─── Data records

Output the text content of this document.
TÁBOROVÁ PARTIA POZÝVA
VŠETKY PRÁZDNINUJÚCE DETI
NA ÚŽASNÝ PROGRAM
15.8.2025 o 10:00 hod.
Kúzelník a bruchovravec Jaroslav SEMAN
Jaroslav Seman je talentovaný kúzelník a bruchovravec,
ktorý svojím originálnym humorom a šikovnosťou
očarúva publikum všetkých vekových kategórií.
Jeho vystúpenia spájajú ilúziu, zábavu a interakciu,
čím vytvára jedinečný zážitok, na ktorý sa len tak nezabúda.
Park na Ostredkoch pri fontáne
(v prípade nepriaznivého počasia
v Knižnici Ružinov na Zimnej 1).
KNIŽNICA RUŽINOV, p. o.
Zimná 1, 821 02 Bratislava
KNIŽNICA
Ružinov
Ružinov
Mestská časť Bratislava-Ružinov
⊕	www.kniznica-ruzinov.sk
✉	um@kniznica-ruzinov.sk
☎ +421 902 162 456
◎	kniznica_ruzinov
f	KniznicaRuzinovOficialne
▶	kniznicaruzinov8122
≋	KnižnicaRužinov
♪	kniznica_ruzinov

──────

• [The request] Select every line in the records above that contains the word "ktorý".

• [Exercise output]
ktorý svojím originálnym humorom a šikovnosťou
čím vytvára jedinečný zážitok, na ktorý sa len tak nezabúda.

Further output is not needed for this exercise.